START Entries

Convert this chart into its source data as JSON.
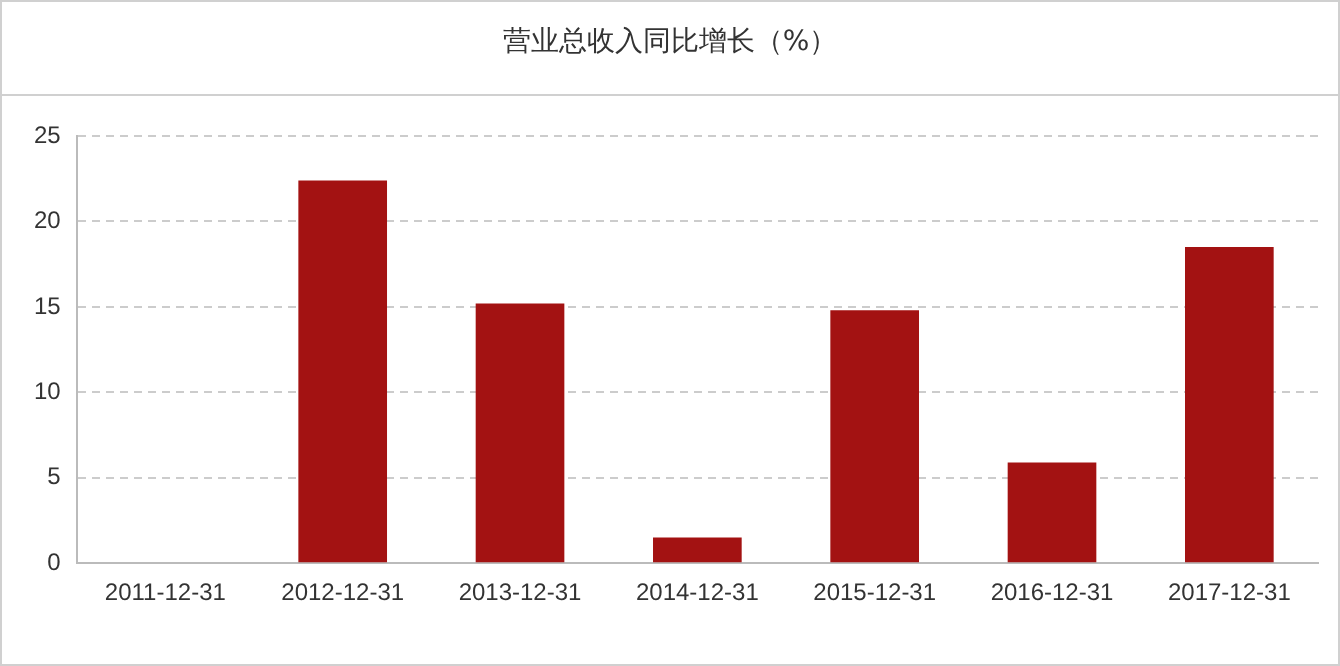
{
  "chart_data": {
    "type": "bar",
    "title": "营业总收入同比增长（%）",
    "categories": [
      "2011-12-31",
      "2012-12-31",
      "2013-12-31",
      "2014-12-31",
      "2015-12-31",
      "2016-12-31",
      "2017-12-31"
    ],
    "values": [
      0,
      22.4,
      15.2,
      1.5,
      14.8,
      5.9,
      18.5
    ],
    "color": "#a31212",
    "ylim": [
      0,
      25
    ],
    "yticks": [
      0,
      5,
      10,
      15,
      20,
      25
    ],
    "grid": "y",
    "legend": false
  }
}
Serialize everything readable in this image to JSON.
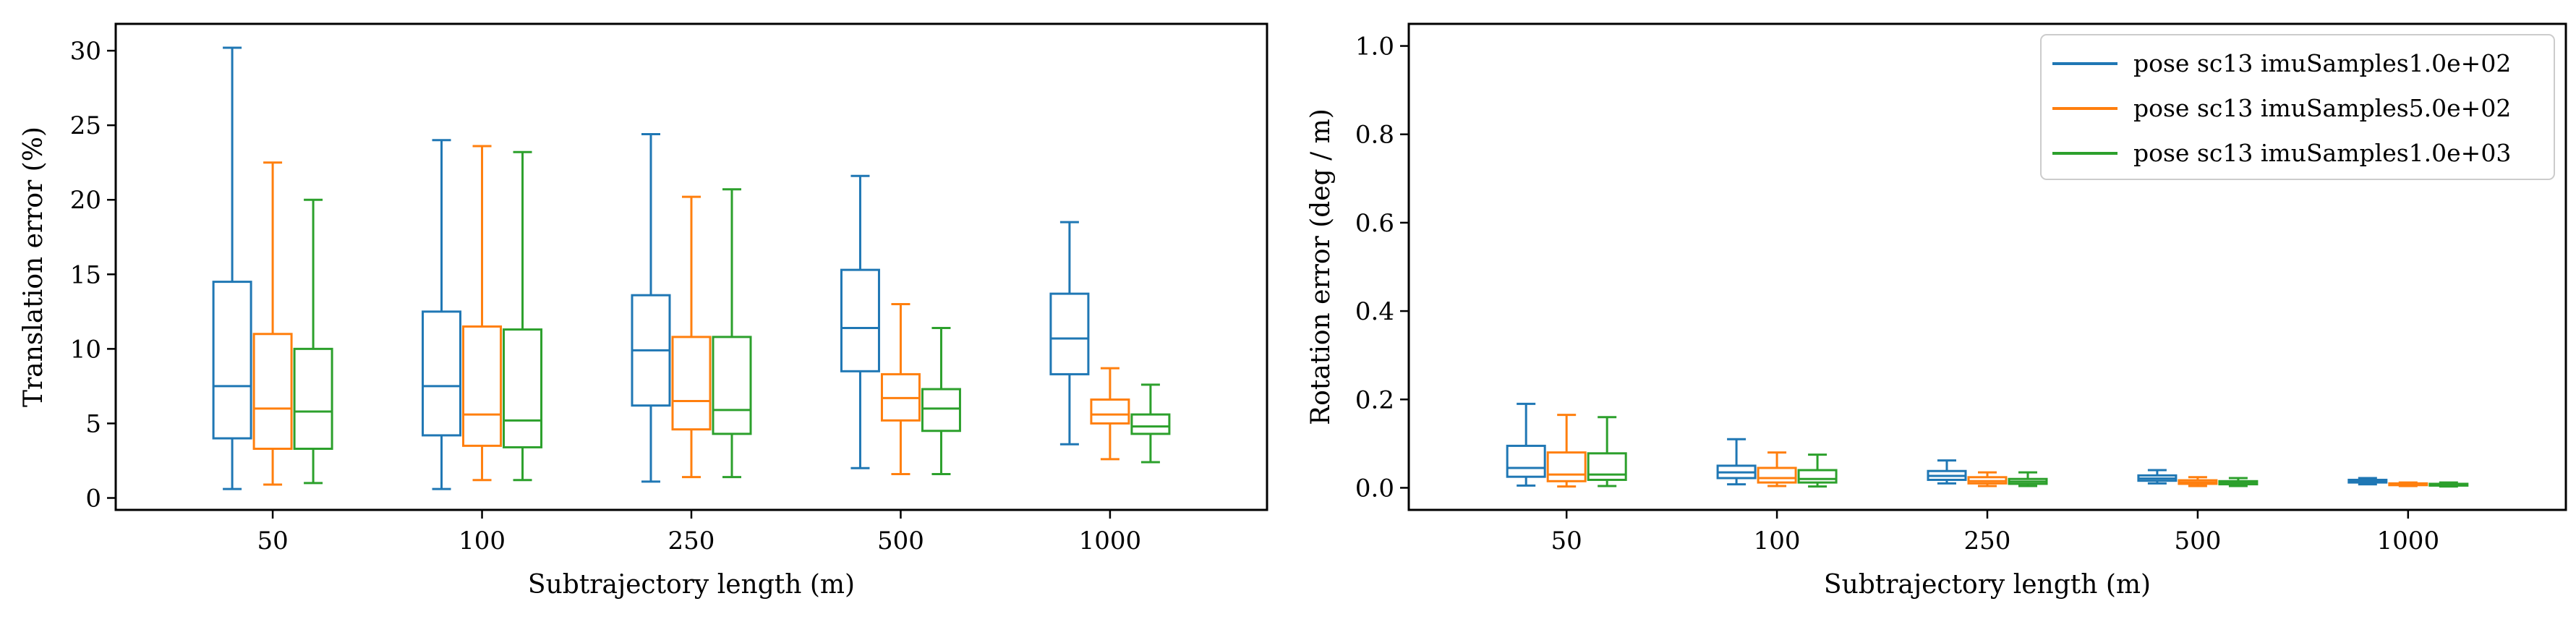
{
  "figure": {
    "colors": [
      "#1f77b4",
      "#ff7f0e",
      "#2ca02c"
    ],
    "legend_position": "top-right of right panel"
  },
  "chart_data": [
    {
      "type": "box",
      "xlabel": "Subtrajectory length (m)",
      "ylabel": "Translation error (%)",
      "categories": [
        "50",
        "100",
        "250",
        "500",
        "1000"
      ],
      "ylim": [
        -0.8,
        31.8
      ],
      "yticks": [
        0,
        5,
        10,
        15,
        20,
        25,
        30
      ],
      "grid": false,
      "series": [
        {
          "name": "pose sc13 imuSamples1.0e+02",
          "boxes": [
            {
              "whislo": 0.6,
              "q1": 4.0,
              "med": 7.5,
              "q3": 14.5,
              "whishi": 30.2
            },
            {
              "whislo": 0.6,
              "q1": 4.2,
              "med": 7.5,
              "q3": 12.5,
              "whishi": 24.0
            },
            {
              "whislo": 1.1,
              "q1": 6.2,
              "med": 9.9,
              "q3": 13.6,
              "whishi": 24.4
            },
            {
              "whislo": 2.0,
              "q1": 8.5,
              "med": 11.4,
              "q3": 15.3,
              "whishi": 21.6
            },
            {
              "whislo": 3.6,
              "q1": 8.3,
              "med": 10.7,
              "q3": 13.7,
              "whishi": 18.5
            }
          ]
        },
        {
          "name": "pose sc13 imuSamples5.0e+02",
          "boxes": [
            {
              "whislo": 0.9,
              "q1": 3.3,
              "med": 6.0,
              "q3": 11.0,
              "whishi": 22.5
            },
            {
              "whislo": 1.2,
              "q1": 3.5,
              "med": 5.6,
              "q3": 11.5,
              "whishi": 23.6
            },
            {
              "whislo": 1.4,
              "q1": 4.6,
              "med": 6.5,
              "q3": 10.8,
              "whishi": 20.2
            },
            {
              "whislo": 1.6,
              "q1": 5.2,
              "med": 6.7,
              "q3": 8.3,
              "whishi": 13.0
            },
            {
              "whislo": 2.6,
              "q1": 5.0,
              "med": 5.6,
              "q3": 6.6,
              "whishi": 8.7
            }
          ]
        },
        {
          "name": "pose sc13 imuSamples1.0e+03",
          "boxes": [
            {
              "whislo": 1.0,
              "q1": 3.3,
              "med": 5.8,
              "q3": 10.0,
              "whishi": 20.0
            },
            {
              "whislo": 1.2,
              "q1": 3.4,
              "med": 5.2,
              "q3": 11.3,
              "whishi": 23.2
            },
            {
              "whislo": 1.4,
              "q1": 4.3,
              "med": 5.9,
              "q3": 10.8,
              "whishi": 20.7
            },
            {
              "whislo": 1.6,
              "q1": 4.5,
              "med": 6.0,
              "q3": 7.3,
              "whishi": 11.4
            },
            {
              "whislo": 2.4,
              "q1": 4.3,
              "med": 4.8,
              "q3": 5.6,
              "whishi": 7.6
            }
          ]
        }
      ]
    },
    {
      "type": "box",
      "xlabel": "Subtrajectory length (m)",
      "ylabel": "Rotation error (deg / m)",
      "categories": [
        "50",
        "100",
        "250",
        "500",
        "1000"
      ],
      "ylim": [
        -0.05,
        1.05
      ],
      "yticks": [
        0.0,
        0.2,
        0.4,
        0.6,
        0.8,
        1.0
      ],
      "ytick_labels": [
        "0.0",
        "0.2",
        "0.4",
        "0.6",
        "0.8",
        "1.0"
      ],
      "grid": false,
      "legend": true,
      "series": [
        {
          "name": "pose sc13 imuSamples1.0e+02",
          "boxes": [
            {
              "whislo": 0.005,
              "q1": 0.025,
              "med": 0.045,
              "q3": 0.095,
              "whishi": 0.19
            },
            {
              "whislo": 0.008,
              "q1": 0.022,
              "med": 0.035,
              "q3": 0.05,
              "whishi": 0.11
            },
            {
              "whislo": 0.01,
              "q1": 0.018,
              "med": 0.027,
              "q3": 0.038,
              "whishi": 0.062
            },
            {
              "whislo": 0.01,
              "q1": 0.016,
              "med": 0.021,
              "q3": 0.028,
              "whishi": 0.04
            },
            {
              "whislo": 0.008,
              "q1": 0.012,
              "med": 0.015,
              "q3": 0.018,
              "whishi": 0.022
            }
          ]
        },
        {
          "name": "pose sc13 imuSamples5.0e+02",
          "boxes": [
            {
              "whislo": 0.003,
              "q1": 0.015,
              "med": 0.03,
              "q3": 0.08,
              "whishi": 0.165
            },
            {
              "whislo": 0.004,
              "q1": 0.012,
              "med": 0.022,
              "q3": 0.045,
              "whishi": 0.08
            },
            {
              "whislo": 0.004,
              "q1": 0.01,
              "med": 0.015,
              "q3": 0.024,
              "whishi": 0.035
            },
            {
              "whislo": 0.004,
              "q1": 0.009,
              "med": 0.012,
              "q3": 0.017,
              "whishi": 0.024
            },
            {
              "whislo": 0.004,
              "q1": 0.006,
              "med": 0.008,
              "q3": 0.01,
              "whishi": 0.012
            }
          ]
        },
        {
          "name": "pose sc13 imuSamples1.0e+03",
          "boxes": [
            {
              "whislo": 0.004,
              "q1": 0.018,
              "med": 0.03,
              "q3": 0.078,
              "whishi": 0.16
            },
            {
              "whislo": 0.003,
              "q1": 0.012,
              "med": 0.02,
              "q3": 0.04,
              "whishi": 0.075
            },
            {
              "whislo": 0.004,
              "q1": 0.009,
              "med": 0.014,
              "q3": 0.02,
              "whishi": 0.035
            },
            {
              "whislo": 0.004,
              "q1": 0.008,
              "med": 0.011,
              "q3": 0.015,
              "whishi": 0.022
            },
            {
              "whislo": 0.003,
              "q1": 0.005,
              "med": 0.007,
              "q3": 0.009,
              "whishi": 0.012
            }
          ]
        }
      ]
    }
  ]
}
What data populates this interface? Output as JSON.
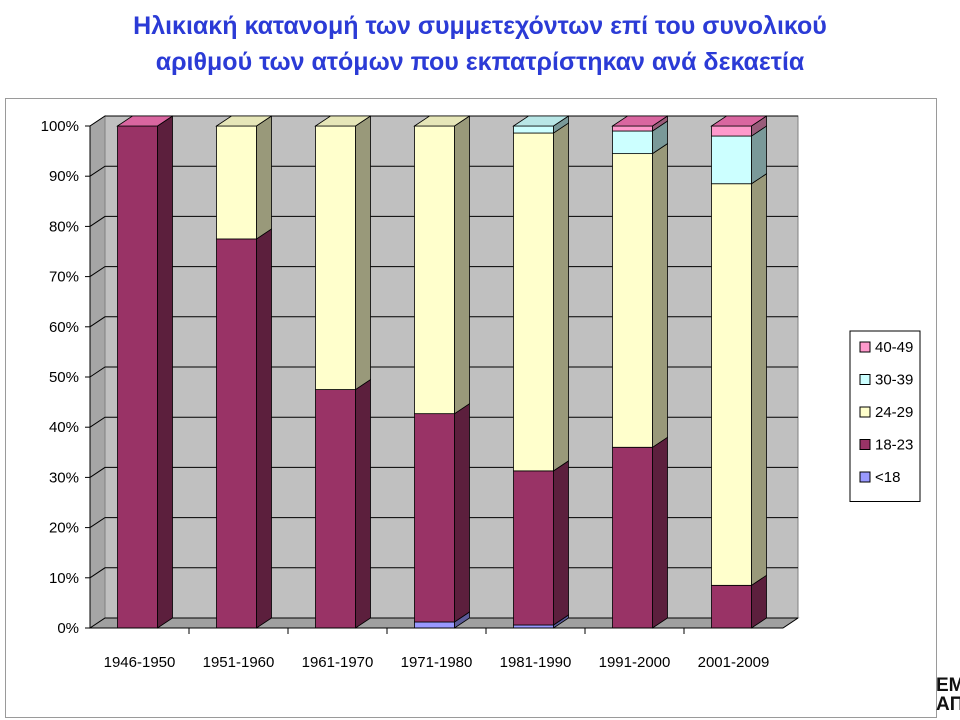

END Entries

Set problem:
Filter out all lines lacking the word "ylabel" and copy the rest.

Solution:
      "ylabel": "Translation error (%)",
      "ylabel": "Rotation error (deg / m)",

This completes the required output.